──────── Records

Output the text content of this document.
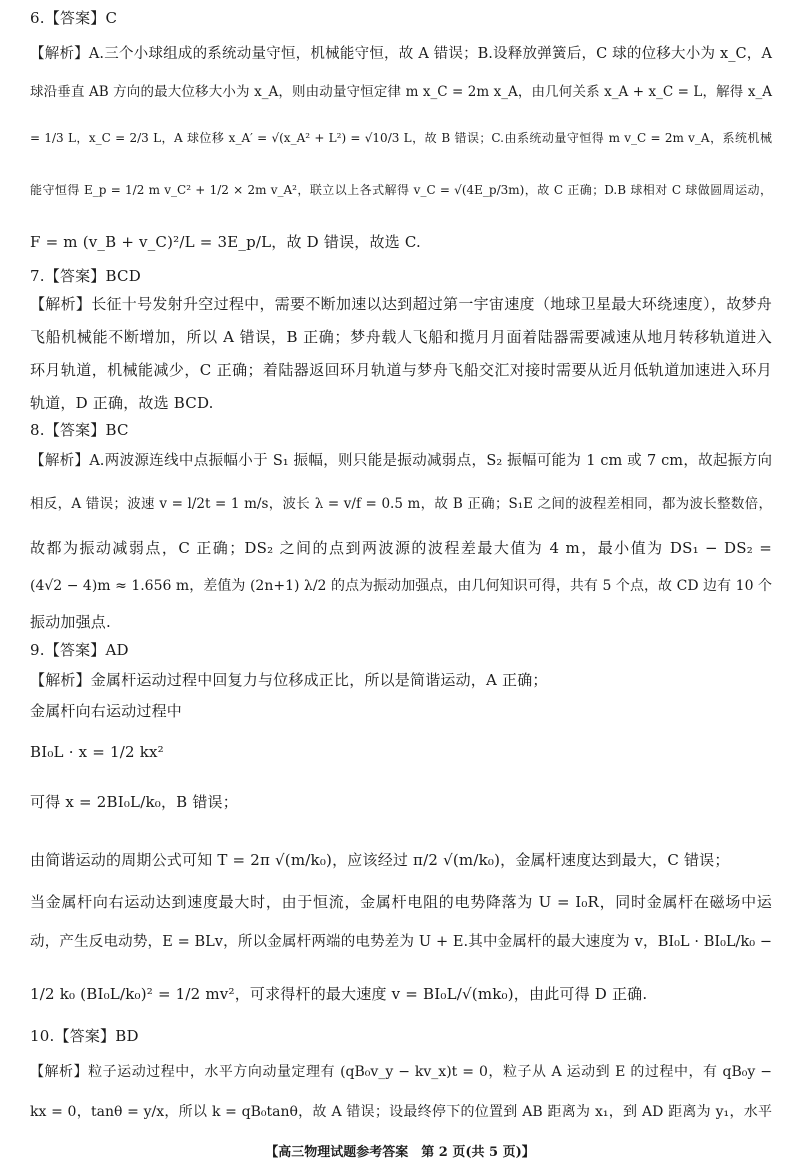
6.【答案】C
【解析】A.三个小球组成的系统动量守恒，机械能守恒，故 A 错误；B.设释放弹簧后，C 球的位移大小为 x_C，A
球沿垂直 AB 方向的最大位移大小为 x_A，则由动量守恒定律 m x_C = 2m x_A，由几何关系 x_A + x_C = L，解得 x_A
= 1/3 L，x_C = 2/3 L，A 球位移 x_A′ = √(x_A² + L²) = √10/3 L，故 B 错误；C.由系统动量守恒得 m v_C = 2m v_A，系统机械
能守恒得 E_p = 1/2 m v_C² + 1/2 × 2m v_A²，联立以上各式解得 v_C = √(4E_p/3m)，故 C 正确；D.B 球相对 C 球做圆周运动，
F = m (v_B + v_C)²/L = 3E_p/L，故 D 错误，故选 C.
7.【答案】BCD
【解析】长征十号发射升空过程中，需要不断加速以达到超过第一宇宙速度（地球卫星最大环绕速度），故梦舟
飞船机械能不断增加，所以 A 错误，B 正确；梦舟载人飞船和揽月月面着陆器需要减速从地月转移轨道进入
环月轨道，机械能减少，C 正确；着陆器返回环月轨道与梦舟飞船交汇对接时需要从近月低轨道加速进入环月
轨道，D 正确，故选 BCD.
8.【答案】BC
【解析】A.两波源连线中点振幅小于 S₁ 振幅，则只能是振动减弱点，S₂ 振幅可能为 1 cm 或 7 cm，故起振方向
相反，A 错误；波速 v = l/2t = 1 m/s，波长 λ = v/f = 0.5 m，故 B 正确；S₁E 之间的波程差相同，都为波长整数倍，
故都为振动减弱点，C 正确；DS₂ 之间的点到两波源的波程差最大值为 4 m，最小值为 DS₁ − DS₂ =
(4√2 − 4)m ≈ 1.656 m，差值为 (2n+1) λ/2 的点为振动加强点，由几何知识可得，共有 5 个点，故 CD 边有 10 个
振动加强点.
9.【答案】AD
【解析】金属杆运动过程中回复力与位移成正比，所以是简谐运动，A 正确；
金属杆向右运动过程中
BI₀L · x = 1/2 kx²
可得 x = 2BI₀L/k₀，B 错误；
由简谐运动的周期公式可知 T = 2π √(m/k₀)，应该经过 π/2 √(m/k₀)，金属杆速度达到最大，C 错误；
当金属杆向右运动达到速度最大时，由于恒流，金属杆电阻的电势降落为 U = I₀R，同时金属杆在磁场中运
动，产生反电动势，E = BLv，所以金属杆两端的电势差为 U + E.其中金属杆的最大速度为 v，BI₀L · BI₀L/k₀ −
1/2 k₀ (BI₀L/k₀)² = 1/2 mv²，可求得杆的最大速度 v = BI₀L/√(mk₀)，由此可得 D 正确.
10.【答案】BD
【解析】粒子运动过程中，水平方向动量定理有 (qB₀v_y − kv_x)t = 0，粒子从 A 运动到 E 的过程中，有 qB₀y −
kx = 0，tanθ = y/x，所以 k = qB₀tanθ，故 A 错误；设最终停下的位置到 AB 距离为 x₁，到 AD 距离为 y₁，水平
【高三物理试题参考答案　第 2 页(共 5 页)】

────────────────
──────── Records

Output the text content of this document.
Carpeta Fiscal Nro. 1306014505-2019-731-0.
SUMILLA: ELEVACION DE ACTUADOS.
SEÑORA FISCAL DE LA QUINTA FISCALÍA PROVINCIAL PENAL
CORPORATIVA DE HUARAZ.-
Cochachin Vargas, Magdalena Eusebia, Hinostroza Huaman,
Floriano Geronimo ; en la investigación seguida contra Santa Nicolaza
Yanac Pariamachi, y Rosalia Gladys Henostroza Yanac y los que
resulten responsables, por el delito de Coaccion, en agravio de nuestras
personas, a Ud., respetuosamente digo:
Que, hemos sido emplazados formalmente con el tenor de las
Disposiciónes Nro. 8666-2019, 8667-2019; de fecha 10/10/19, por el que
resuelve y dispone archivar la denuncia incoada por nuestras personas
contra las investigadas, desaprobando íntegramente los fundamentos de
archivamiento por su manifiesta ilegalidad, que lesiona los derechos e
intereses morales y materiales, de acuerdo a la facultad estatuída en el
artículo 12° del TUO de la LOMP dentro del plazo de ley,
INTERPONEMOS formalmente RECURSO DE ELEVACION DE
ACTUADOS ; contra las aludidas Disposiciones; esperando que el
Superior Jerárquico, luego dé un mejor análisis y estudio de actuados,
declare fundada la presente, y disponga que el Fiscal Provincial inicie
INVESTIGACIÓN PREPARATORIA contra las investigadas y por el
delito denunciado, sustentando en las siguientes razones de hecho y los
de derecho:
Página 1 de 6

────────────────

• Exercise aim:
Filter the records, keeping only lines that contain "investigadas", and show those lines.

• Exercise answer:
contra las investigadas, desaprobando íntegramente los fundamentos de
INVESTIGACIÓN PREPARATORIA contra las investigadas y por el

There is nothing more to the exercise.